## START Dataset extract

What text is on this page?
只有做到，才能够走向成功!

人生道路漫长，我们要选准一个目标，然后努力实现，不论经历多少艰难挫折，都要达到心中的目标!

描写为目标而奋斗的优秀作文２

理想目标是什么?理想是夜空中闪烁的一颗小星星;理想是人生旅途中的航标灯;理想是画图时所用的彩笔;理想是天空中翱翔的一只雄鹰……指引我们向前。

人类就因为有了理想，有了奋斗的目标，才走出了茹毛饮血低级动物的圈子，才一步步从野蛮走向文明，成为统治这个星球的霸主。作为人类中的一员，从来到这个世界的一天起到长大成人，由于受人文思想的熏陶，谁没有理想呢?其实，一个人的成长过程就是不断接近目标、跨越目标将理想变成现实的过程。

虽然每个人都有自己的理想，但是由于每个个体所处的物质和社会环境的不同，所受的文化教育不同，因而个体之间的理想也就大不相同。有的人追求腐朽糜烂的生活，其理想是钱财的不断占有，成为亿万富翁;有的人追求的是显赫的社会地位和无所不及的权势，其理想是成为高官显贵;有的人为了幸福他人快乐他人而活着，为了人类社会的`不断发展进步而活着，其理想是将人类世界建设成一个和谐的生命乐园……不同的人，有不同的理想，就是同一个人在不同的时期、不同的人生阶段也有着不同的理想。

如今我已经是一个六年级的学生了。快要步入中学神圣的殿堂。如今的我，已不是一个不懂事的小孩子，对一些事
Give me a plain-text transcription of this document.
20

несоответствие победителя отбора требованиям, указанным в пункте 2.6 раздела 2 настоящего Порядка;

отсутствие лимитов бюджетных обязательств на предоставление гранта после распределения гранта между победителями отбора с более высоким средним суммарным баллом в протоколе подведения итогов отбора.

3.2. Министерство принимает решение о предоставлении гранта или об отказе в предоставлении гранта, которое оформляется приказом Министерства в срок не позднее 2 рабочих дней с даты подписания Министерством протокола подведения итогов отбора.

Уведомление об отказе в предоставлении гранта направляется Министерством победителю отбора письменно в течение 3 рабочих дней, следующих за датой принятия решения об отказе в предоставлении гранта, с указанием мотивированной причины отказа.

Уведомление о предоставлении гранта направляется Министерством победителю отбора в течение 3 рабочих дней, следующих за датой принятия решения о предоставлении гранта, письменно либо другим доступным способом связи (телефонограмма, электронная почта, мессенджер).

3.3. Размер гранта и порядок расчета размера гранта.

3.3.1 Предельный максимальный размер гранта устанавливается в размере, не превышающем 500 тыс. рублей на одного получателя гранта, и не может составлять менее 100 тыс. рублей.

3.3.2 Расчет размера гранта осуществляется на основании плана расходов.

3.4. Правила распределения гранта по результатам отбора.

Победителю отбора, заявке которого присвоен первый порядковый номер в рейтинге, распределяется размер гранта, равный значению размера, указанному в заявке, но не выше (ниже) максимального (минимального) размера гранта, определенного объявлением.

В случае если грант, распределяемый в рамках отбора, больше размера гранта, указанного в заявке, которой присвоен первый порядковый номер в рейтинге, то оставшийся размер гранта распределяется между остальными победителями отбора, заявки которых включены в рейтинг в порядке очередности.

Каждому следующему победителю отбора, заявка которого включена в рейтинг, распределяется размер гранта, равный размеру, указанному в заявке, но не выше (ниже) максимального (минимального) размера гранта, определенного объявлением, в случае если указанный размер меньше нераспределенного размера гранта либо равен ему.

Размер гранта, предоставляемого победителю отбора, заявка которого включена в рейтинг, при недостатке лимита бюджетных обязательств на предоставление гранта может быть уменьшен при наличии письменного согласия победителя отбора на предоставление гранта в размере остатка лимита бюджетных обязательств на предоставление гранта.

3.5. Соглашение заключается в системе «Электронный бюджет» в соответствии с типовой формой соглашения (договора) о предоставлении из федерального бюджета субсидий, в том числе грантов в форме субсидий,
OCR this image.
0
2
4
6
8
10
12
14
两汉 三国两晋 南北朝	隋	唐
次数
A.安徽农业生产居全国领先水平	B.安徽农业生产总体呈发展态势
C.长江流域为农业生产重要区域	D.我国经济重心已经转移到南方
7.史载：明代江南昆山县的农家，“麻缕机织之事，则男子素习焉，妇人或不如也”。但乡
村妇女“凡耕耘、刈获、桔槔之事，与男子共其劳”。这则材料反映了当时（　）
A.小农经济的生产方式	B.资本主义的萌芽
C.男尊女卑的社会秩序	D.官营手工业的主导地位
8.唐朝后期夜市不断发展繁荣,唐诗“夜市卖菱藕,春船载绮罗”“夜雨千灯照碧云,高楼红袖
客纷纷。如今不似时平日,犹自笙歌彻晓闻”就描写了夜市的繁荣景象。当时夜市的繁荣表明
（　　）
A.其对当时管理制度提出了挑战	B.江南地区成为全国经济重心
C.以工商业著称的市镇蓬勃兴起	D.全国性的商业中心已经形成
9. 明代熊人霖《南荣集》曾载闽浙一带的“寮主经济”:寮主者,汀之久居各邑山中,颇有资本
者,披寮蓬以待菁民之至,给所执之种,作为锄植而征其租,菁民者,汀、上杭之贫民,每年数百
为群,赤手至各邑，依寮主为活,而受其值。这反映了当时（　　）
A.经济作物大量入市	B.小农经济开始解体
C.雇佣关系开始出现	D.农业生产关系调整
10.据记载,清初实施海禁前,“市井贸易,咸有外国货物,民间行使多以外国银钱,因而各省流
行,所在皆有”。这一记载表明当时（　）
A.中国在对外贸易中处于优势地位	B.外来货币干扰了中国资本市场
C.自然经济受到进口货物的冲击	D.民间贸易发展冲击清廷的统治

## END Dataset extract

Your task: Restate each entry exactly, skipping none.

Output for this task:
What text is on this page?
只有做到，才能够走向成功!

人生道路漫长，我们要选准一个目标，然后努力实现，不论经历多少艰难挫折，都要达到心中的目标!

描写为目标而奋斗的优秀作文２

理想目标是什么?理想是夜空中闪烁的一颗小星星;理想是人生旅途中的航标灯;理想是画图时所用的彩笔;理想是天空中翱翔的一只雄鹰……指引我们向前。

人类就因为有了理想，有了奋斗的目标，才走出了茹毛饮血低级动物的圈子，才一步步从野蛮走向文明，成为统治这个星球的霸主。作为人类中的一员，从来到这个世界的一天起到长大成人，由于受人文思想的熏陶，谁没有理想呢?其实，一个人的成长过程就是不断接近目标、跨越目标将理想变成现实的过程。

虽然每个人都有自己的理想，但是由于每个个体所处的物质和社会环境的不同，所受的文化教育不同，因而个体之间的理想也就大不相同。有的人追求腐朽糜烂的生活，其理想是钱财的不断占有，成为亿万富翁;有的人追求的是显赫的社会地位和无所不及的权势，其理想是成为高官显贵;有的人为了幸福他人快乐他人而活着，为了人类社会的`不断发展进步而活着，其理想是将人类世界建设成一个和谐的生命乐园……不同的人，有不同的理想，就是同一个人在不同的时期、不同的人生阶段也有着不同的理想。

如今我已经是一个六年级的学生了。快要步入中学神圣的殿堂。如今的我，已不是一个不懂事的小孩子，对一些事
Give me a plain-text transcription of this document.
20

несоответствие победителя отбора требованиям, указанным в пункте 2.6 раздела 2 настоящего Порядка;

отсутствие лимитов бюджетных обязательств на предоставление гранта после распределения гранта между победителями отбора с более высоким средним суммарным баллом в протоколе подведения итогов отбора.

3.2. Министерство принимает решение о предоставлении гранта или об отказе в предоставлении гранта, которое оформляется приказом Министерства в срок не позднее 2 рабочих дней с даты подписания Министерством протокола подведения итогов отбора.

Уведомление об отказе в предоставлении гранта направляется Министерством победителю отбора письменно в течение 3 рабочих дней, следующих за датой принятия решения об отказе в предоставлении гранта, с указанием мотивированной причины отказа.

Уведомление о предоставлении гранта направляется Министерством победителю отбора в течение 3 рабочих дней, следующих за датой принятия решения о предоставлении гранта, письменно либо другим доступным способом связи (телефонограмма, электронная почта, мессенджер).

3.3. Размер гранта и порядок расчета размера гранта.

3.3.1 Предельный максимальный размер гранта устанавливается в размере, не превышающем 500 тыс. рублей на одного получателя гранта, и не может составлять менее 100 тыс. рублей.

3.3.2 Расчет размера гранта осуществляется на основании плана расходов.

3.4. Правила распределения гранта по результатам отбора.

Победителю отбора, заявке которого присвоен первый порядковый номер в рейтинге, распределяется размер гранта, равный значению размера, указанному в заявке, но не выше (ниже) максимального (минимального) размера гранта, определенного объявлением.

В случае если грант, распределяемый в рамках отбора, больше размера гранта, указанного в заявке, которой присвоен первый порядковый номер в рейтинге, то оставшийся размер гранта распределяется между остальными победителями отбора, заявки которых включены в рейтинг в порядке очередности.

Каждому следующему победителю отбора, заявка которого включена в рейтинг, распределяется размер гранта, равный размеру, указанному в заявке, но не выше (ниже) максимального (минимального) размера гранта, определенного объявлением, в случае если указанный размер меньше нераспределенного размера гранта либо равен ему.

Размер гранта, предоставляемого победителю отбора, заявка которого включена в рейтинг, при недостатке лимита бюджетных обязательств на предоставление гранта может быть уменьшен при наличии письменного согласия победителя отбора на предоставление гранта в размере остатка лимита бюджетных обязательств на предоставление гранта.

3.5. Соглашение заключается в системе «Электронный бюджет» в соответствии с типовой формой соглашения (договора) о предоставлении из федерального бюджета субсидий, в том числе грантов в форме субсидий,
OCR this image.
0
2
4
6
8
10
12
14
两汉 三国两晋 南北朝	隋	唐
次数
A.安徽农业生产居全国领先水平	B.安徽农业生产总体呈发展态势
C.长江流域为农业生产重要区域	D.我国经济重心已经转移到南方
7.史载：明代江南昆山县的农家，“麻缕机织之事，则男子素习焉，妇人或不如也”。但乡
村妇女“凡耕耘、刈获、桔槔之事，与男子共其劳”。这则材料反映了当时（　）
A.小农经济的生产方式	B.资本主义的萌芽
C.男尊女卑的社会秩序	D.官营手工业的主导地位
8.唐朝后期夜市不断发展繁荣,唐诗“夜市卖菱藕,春船载绮罗”“夜雨千灯照碧云,高楼红袖
客纷纷。如今不似时平日,犹自笙歌彻晓闻”就描写了夜市的繁荣景象。当时夜市的繁荣表明
（　　）
A.其对当时管理制度提出了挑战	B.江南地区成为全国经济重心
C.以工商业著称的市镇蓬勃兴起	D.全国性的商业中心已经形成
9. 明代熊人霖《南荣集》曾载闽浙一带的“寮主经济”:寮主者,汀之久居各邑山中,颇有资本
者,披寮蓬以待菁民之至,给所执之种,作为锄植而征其租,菁民者,汀、上杭之贫民,每年数百
为群,赤手至各邑，依寮主为活,而受其值。这反映了当时（　　）
A.经济作物大量入市	B.小农经济开始解体
C.雇佣关系开始出现	D.农业生产关系调整
10.据记载,清初实施海禁前,“市井贸易,咸有外国货物,民间行使多以外国银钱,因而各省流
行,所在皆有”。这一记载表明当时（　）
A.中国在对外贸易中处于优势地位	B.外来货币干扰了中国资本市场
C.自然经济受到进口货物的冲击	D.民间贸易发展冲击清廷的统治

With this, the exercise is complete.